Exercise: Read the data and repeat all of it exactly.

Supplied records:
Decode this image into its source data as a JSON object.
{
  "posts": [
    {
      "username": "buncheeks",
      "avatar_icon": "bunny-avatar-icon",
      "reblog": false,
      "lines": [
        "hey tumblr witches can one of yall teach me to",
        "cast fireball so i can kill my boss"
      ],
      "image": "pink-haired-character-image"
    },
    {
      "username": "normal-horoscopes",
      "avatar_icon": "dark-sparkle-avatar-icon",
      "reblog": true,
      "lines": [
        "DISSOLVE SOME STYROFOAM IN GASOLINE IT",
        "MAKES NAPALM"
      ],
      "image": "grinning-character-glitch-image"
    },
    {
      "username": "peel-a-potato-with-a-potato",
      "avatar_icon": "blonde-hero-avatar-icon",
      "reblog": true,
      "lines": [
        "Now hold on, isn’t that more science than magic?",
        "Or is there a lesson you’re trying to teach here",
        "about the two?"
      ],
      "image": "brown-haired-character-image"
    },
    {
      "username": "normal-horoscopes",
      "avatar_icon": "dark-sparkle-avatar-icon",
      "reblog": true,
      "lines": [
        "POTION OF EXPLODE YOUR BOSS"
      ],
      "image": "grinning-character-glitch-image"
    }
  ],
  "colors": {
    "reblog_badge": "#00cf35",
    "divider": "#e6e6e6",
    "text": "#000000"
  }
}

Result:
Decode this image into its source data as a JSON object.
{
  "posts": [
    {
      "username": "buncheeks",
      "avatar_icon": "bunny-avatar-icon",
      "reblog": false,
      "lines": [
        "hey tumblr witches can one of yall teach me to",
        "cast fireball so i can kill my boss"
      ],
      "image": "pink-haired-character-image"
    },
    {
      "username": "normal-horoscopes",
      "avatar_icon": "dark-sparkle-avatar-icon",
      "reblog": true,
      "lines": [
        "DISSOLVE SOME STYROFOAM IN GASOLINE IT",
        "MAKES NAPALM"
      ],
      "image": "grinning-character-glitch-image"
    },
    {
      "username": "peel-a-potato-with-a-potato",
      "avatar_icon": "blonde-hero-avatar-icon",
      "reblog": true,
      "lines": [
        "Now hold on, isn’t that more science than magic?",
        "Or is there a lesson you’re trying to teach here",
        "about the two?"
      ],
      "image": "brown-haired-character-image"
    },
    {
      "username": "normal-horoscopes",
      "avatar_icon": "dark-sparkle-avatar-icon",
      "reblog": true,
      "lines": [
        "POTION OF EXPLODE YOUR BOSS"
      ],
      "image": "grinning-character-glitch-image"
    }
  ],
  "colors": {
    "reblog_badge": "#00cf35",
    "divider": "#e6e6e6",
    "text": "#000000"
  }
}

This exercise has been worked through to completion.